Exercise: Pick out all lines in the listing holding the string "meus" and copy them.
◇ ◇ ◇ ◇ ◇ ◇ ◇
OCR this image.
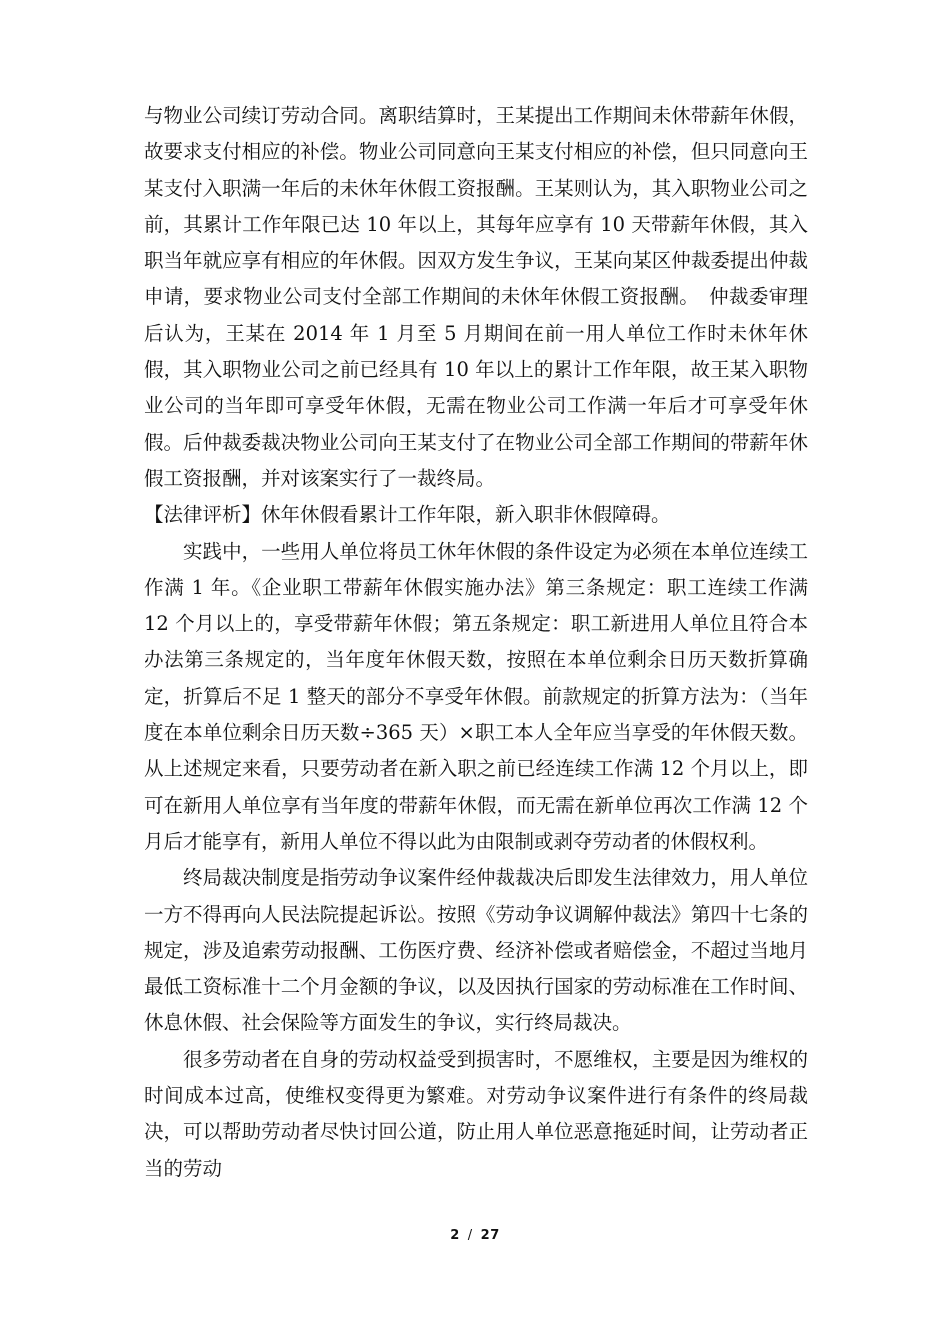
与物业公司续订劳动合同。离职结算时，王某提出工作期间未休带薪年休假，故要求支付相应的补偿。物业公司同意向王某支付相应的补偿，但只同意向王某支付入职满一年后的未休年休假工资报酬。王某则认为，其入职物业公司之前，其累计工作年限已达 10 年以上，其每年应享有 10 天带薪年休假，其入职当年就应享有相应的年休假。因双方发生争议，王某向某区仲裁委提出仲裁申请，要求物业公司支付全部工作期间的未休年休假工资报酬。　仲裁委审理后认为，王某在 2014 年 1 月至 5 月期间在前一用人单位工作时未休年休假，其入职物业公司之前已经具有 10 年以上的累计工作年限，故王某入职物业公司的当年即可享受年休假，无需在物业公司工作满一年后才可享受年休假。后仲裁委裁决物业公司向王某支付了在物业公司全部工作期间的带薪年休假工资报酬，并对该案实行了一裁终局。

【法律评析】休年休假看累计工作年限，新入职非休假障碍。

实践中，一些用人单位将员工休年休假的条件设定为必须在本单位连续工作满 1 年。《企业职工带薪年休假实施办法》第三条规定：职工连续工作满 12 个月以上的，享受带薪年休假；第五条规定：职工新进用人单位且符合本办法第三条规定的，当年度年休假天数，按照在本单位剩余日历天数折算确定，折算后不足 1 整天的部分不享受年休假。前款规定的折算方法为：（当年度在本单位剩余日历天数÷365 天）×职工本人全年应当享受的年休假天数。从上述规定来看，只要劳动者在新入职之前已经连续工作满 12 个月以上，即可在新用人单位享有当年度的带薪年休假，而无需在新单位再次工作满 12 个月后才能享有，新用人单位不得以此为由限制或剥夺劳动者的休假权利。

终局裁决制度是指劳动争议案件经仲裁裁决后即发生法律效力，用人单位一方不得再向人民法院提起诉讼。按照《劳动争议调解仲裁法》第四十七条的规定，涉及追索劳动报酬、工伤医疗费、经济补偿或者赔偿金，不超过当地月最低工资标准十二个月金额的争议，以及因执行国家的劳动标准在工作时间、休息休假、社会保险等方面发生的争议，实行终局裁决。

很多劳动者在自身的劳动权益受到损害时，不愿维权，主要是因为维权的时间成本过高，使维权变得更为繁难。对劳动争议案件进行有条件的终局裁决，可以帮助劳动者尽快讨回公道，防止用人单位恶意拖延时间，让劳动者正当的劳动

2 / 27
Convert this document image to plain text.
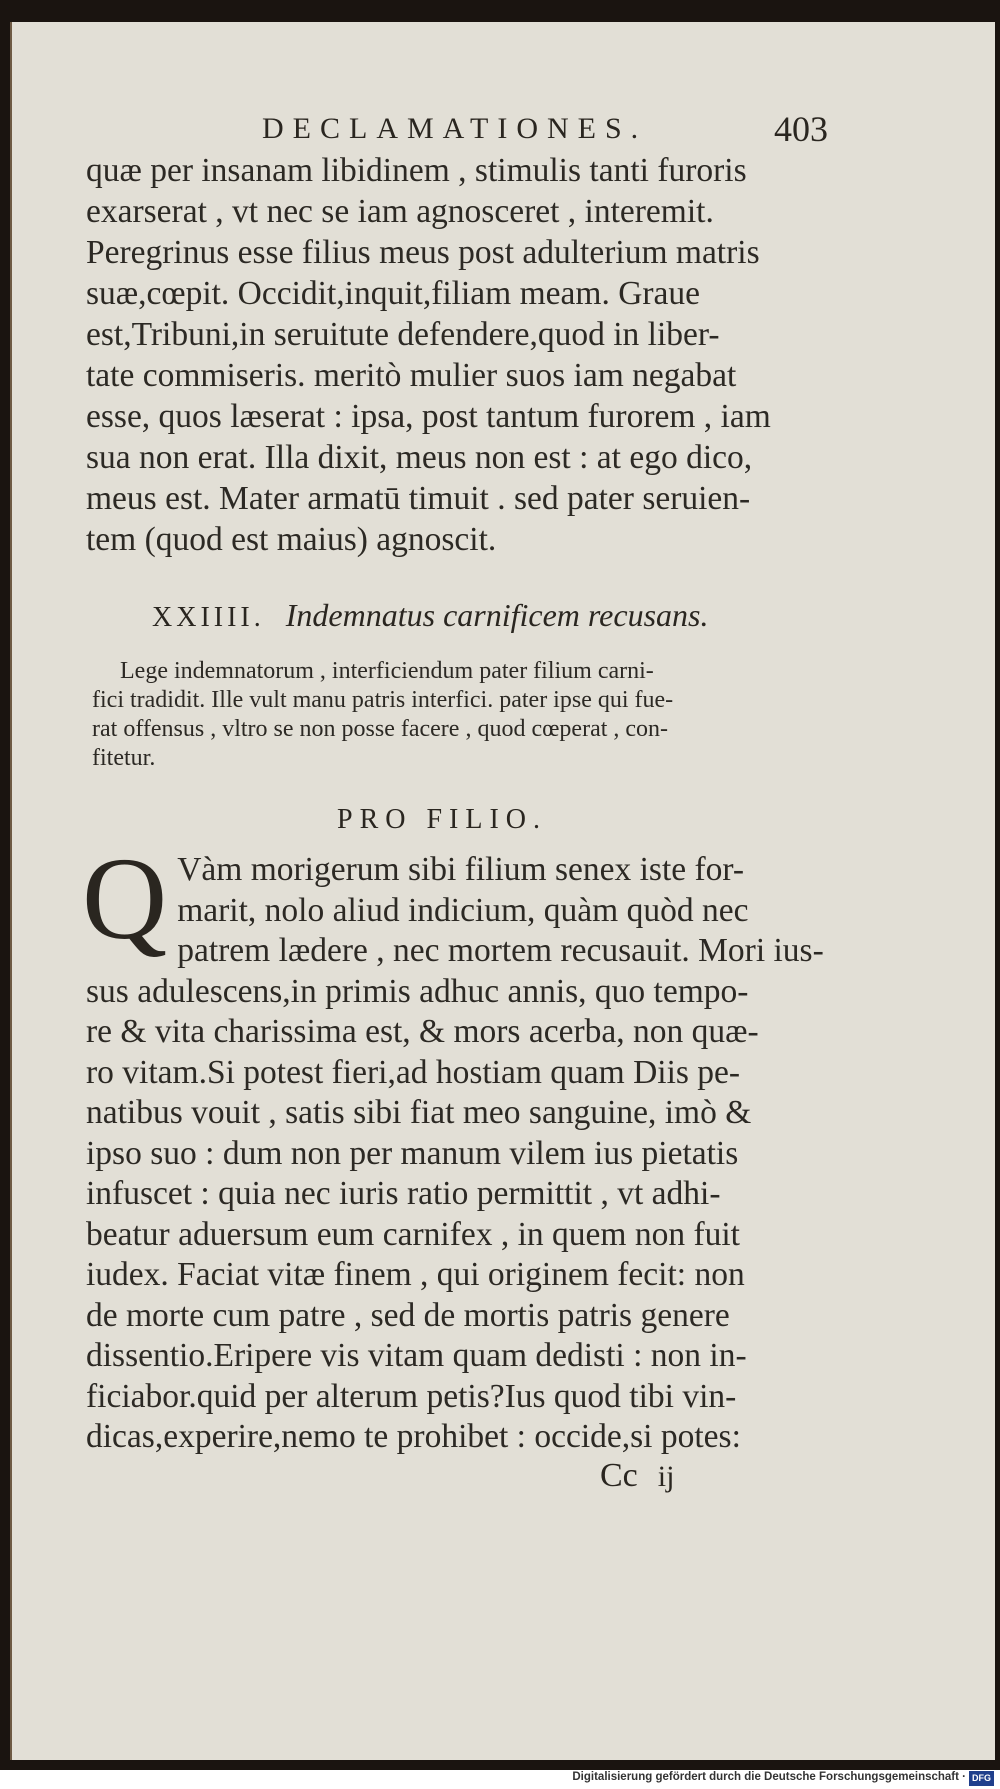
DECLAMATIONES.	403
quæ per insanam libidinem , stimulis tanti furoris
exarserat , vt nec se iam agnosceret , interemit.
Peregrinus esse filius meus post adulterium matris
suæ,cœpit. Occidit,inquit,filiam meam. Graue
est,Tribuni,in seruitute defendere,quod in liber-
tate commiseris. meritò mulier suos iam negabat
esse, quos læserat : ipsa, post tantum furorem , iam
sua non erat. Illa dixit, meus non est : at ego dico,
meus est. Mater armatū timuit . sed pater seruien-
tem (quod est maius) agnoscit.
XXIIII. Indemnatus carnificem recusans.
Lege indemnatorum , interficiendum pater filium carni-
fici tradidit. Ille vult manu patris interfici. pater ipse qui fue-
rat offensus , vltro se non posse facere , quod cœperat , con-
fitetur.
PRO FILIO.
Q Vàm morigerum sibi filium senex iste for-
marit, nolo aliud indicium, quàm quòd nec
patrem lædere , nec mortem recusauit. Mori ius-
sus adulescens,in primis adhuc annis, quo tempo-
re & vita charissima est, & mors acerba, non quæ-
ro vitam.Si potest fieri,ad hostiam quam Diis pe-
natibus vouit , satis sibi fiat meo sanguine, imò &
ipso suo : dum non per manum vilem ius pietatis
infuscet : quia nec iuris ratio permittit , vt adhi-
beatur aduersum eum carnifex , in quem non fuit
iudex. Faciat vitæ finem , qui originem fecit: non
de morte cum patre , sed de mortis patris genere
dissentio.Eripere vis vitam quam dedisti : non in-
ficiabor.quid per alterum petis?Ius quod tibi vin-
dicas,experire,nemo te prohibet : occide,si potes:
Cc ij
Digitalisierung gefördert durch die Deutsche Forschungsgemeinschaft · DFG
◇ ◇ ◇ ◇ ◇ ◇ ◇
Final result:
Peregrinus esse filius meus post adulterium matris
sua non erat. Illa dixit, meus non est : at ego dico,
meus est. Mater armatū timuit . sed pater seruien-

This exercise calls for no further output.